[Listings of boxed layout items]

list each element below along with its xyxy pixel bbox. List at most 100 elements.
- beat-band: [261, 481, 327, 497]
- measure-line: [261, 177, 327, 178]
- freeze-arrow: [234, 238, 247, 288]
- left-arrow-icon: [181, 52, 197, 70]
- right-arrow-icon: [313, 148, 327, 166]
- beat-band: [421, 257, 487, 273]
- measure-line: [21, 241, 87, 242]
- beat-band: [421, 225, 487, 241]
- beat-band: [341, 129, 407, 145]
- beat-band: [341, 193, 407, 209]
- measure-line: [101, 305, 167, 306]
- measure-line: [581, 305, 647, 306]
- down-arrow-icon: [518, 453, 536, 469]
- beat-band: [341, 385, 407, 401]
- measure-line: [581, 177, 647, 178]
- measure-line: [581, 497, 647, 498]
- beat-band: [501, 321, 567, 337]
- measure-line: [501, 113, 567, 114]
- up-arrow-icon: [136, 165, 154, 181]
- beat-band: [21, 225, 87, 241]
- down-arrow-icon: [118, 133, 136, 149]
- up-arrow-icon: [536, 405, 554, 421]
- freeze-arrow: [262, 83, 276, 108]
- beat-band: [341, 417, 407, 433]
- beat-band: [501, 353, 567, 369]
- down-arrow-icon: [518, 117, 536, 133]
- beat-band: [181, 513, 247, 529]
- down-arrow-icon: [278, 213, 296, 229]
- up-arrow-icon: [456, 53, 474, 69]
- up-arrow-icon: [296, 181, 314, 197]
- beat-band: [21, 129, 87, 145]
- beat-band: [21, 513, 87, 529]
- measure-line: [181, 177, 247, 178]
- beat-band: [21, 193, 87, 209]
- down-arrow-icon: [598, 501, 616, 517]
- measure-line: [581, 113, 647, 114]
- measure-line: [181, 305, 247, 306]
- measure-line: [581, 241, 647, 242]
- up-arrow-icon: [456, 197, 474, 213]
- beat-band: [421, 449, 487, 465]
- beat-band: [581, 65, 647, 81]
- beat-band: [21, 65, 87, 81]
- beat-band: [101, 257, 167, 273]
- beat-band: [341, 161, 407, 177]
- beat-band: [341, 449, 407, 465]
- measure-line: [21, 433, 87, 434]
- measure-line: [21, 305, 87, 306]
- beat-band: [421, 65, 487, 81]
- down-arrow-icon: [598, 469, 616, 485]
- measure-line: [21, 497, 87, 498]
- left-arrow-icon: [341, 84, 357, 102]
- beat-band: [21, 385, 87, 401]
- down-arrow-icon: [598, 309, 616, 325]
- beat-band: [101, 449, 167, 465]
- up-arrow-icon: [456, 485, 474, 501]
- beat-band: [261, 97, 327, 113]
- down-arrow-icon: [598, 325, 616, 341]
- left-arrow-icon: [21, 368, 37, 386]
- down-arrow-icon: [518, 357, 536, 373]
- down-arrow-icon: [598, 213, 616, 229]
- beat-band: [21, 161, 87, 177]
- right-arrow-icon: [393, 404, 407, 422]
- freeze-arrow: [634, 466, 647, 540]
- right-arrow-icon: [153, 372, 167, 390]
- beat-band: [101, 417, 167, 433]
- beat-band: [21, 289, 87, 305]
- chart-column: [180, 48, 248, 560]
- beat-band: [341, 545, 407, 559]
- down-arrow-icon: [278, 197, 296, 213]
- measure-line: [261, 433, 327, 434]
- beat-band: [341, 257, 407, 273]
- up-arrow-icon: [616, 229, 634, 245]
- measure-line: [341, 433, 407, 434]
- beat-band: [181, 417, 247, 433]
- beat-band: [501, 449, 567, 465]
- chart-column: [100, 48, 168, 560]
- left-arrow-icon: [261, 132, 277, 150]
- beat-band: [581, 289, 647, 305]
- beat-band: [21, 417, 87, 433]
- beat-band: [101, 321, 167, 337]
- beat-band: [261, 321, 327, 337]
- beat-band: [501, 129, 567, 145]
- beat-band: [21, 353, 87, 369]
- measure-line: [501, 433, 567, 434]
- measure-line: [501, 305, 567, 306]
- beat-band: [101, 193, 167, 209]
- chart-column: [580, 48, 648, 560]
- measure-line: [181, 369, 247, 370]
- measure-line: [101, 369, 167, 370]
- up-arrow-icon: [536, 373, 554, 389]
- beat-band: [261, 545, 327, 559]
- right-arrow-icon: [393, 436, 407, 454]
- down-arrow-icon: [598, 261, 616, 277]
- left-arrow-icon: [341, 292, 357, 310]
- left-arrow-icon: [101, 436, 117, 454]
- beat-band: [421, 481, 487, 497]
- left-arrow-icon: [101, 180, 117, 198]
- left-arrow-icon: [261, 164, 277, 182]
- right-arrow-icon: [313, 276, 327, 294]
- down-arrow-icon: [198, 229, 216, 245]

**What needs to be done**
Copy every row above word for word, keeping each line as it stands.

**Task solution**
list each element below along with its xyxy pixel bbox. List at most 100 elements.
- beat-band: [261, 481, 327, 497]
- measure-line: [261, 177, 327, 178]
- freeze-arrow: [234, 238, 247, 288]
- left-arrow-icon: [181, 52, 197, 70]
- right-arrow-icon: [313, 148, 327, 166]
- beat-band: [421, 257, 487, 273]
- measure-line: [21, 241, 87, 242]
- beat-band: [421, 225, 487, 241]
- beat-band: [341, 129, 407, 145]
- beat-band: [341, 193, 407, 209]
- measure-line: [101, 305, 167, 306]
- measure-line: [581, 305, 647, 306]
- down-arrow-icon: [518, 453, 536, 469]
- beat-band: [341, 385, 407, 401]
- measure-line: [581, 177, 647, 178]
- measure-line: [581, 497, 647, 498]
- beat-band: [501, 321, 567, 337]
- measure-line: [501, 113, 567, 114]
- up-arrow-icon: [136, 165, 154, 181]
- beat-band: [21, 225, 87, 241]
- down-arrow-icon: [118, 133, 136, 149]
- up-arrow-icon: [536, 405, 554, 421]
- freeze-arrow: [262, 83, 276, 108]
- beat-band: [341, 417, 407, 433]
- beat-band: [501, 353, 567, 369]
- down-arrow-icon: [518, 117, 536, 133]
- beat-band: [181, 513, 247, 529]
- down-arrow-icon: [278, 213, 296, 229]
- up-arrow-icon: [456, 53, 474, 69]
- up-arrow-icon: [296, 181, 314, 197]
- beat-band: [21, 129, 87, 145]
- beat-band: [21, 513, 87, 529]
- measure-line: [181, 177, 247, 178]
- beat-band: [21, 193, 87, 209]
- down-arrow-icon: [598, 501, 616, 517]
- measure-line: [581, 113, 647, 114]
- measure-line: [181, 305, 247, 306]
- measure-line: [581, 241, 647, 242]
- up-arrow-icon: [456, 197, 474, 213]
- beat-band: [421, 449, 487, 465]
- beat-band: [581, 65, 647, 81]
- beat-band: [21, 65, 87, 81]
- beat-band: [101, 257, 167, 273]
- beat-band: [341, 161, 407, 177]
- beat-band: [341, 449, 407, 465]
- measure-line: [21, 433, 87, 434]
- measure-line: [21, 305, 87, 306]
- beat-band: [421, 65, 487, 81]
- down-arrow-icon: [598, 469, 616, 485]
- measure-line: [21, 497, 87, 498]
- left-arrow-icon: [341, 84, 357, 102]
- beat-band: [21, 385, 87, 401]
- down-arrow-icon: [598, 309, 616, 325]
- beat-band: [101, 449, 167, 465]
- up-arrow-icon: [456, 485, 474, 501]
- beat-band: [261, 97, 327, 113]
- down-arrow-icon: [598, 325, 616, 341]
- left-arrow-icon: [21, 368, 37, 386]
- down-arrow-icon: [518, 357, 536, 373]
- down-arrow-icon: [598, 213, 616, 229]
- beat-band: [21, 161, 87, 177]
- right-arrow-icon: [393, 404, 407, 422]
- freeze-arrow: [634, 466, 647, 540]
- right-arrow-icon: [153, 372, 167, 390]
- beat-band: [101, 417, 167, 433]
- beat-band: [21, 289, 87, 305]
- chart-column: [180, 48, 248, 560]
- beat-band: [341, 545, 407, 559]
- down-arrow-icon: [278, 197, 296, 213]
- measure-line: [261, 433, 327, 434]
- beat-band: [341, 257, 407, 273]
- up-arrow-icon: [616, 229, 634, 245]
- measure-line: [341, 433, 407, 434]
- beat-band: [181, 417, 247, 433]
- beat-band: [501, 449, 567, 465]
- chart-column: [100, 48, 168, 560]
- left-arrow-icon: [261, 132, 277, 150]
- beat-band: [581, 289, 647, 305]
- beat-band: [21, 417, 87, 433]
- beat-band: [101, 321, 167, 337]
- beat-band: [261, 321, 327, 337]
- beat-band: [501, 129, 567, 145]
- beat-band: [21, 353, 87, 369]
- measure-line: [501, 433, 567, 434]
- measure-line: [501, 305, 567, 306]
- beat-band: [101, 193, 167, 209]
- chart-column: [580, 48, 648, 560]
- measure-line: [181, 369, 247, 370]
- measure-line: [101, 369, 167, 370]
- up-arrow-icon: [536, 373, 554, 389]
- beat-band: [261, 545, 327, 559]
- right-arrow-icon: [393, 436, 407, 454]
- down-arrow-icon: [598, 261, 616, 277]
- left-arrow-icon: [341, 292, 357, 310]
- left-arrow-icon: [101, 436, 117, 454]
- beat-band: [421, 481, 487, 497]
- left-arrow-icon: [101, 180, 117, 198]
- left-arrow-icon: [261, 164, 277, 182]
- right-arrow-icon: [313, 276, 327, 294]
- down-arrow-icon: [198, 229, 216, 245]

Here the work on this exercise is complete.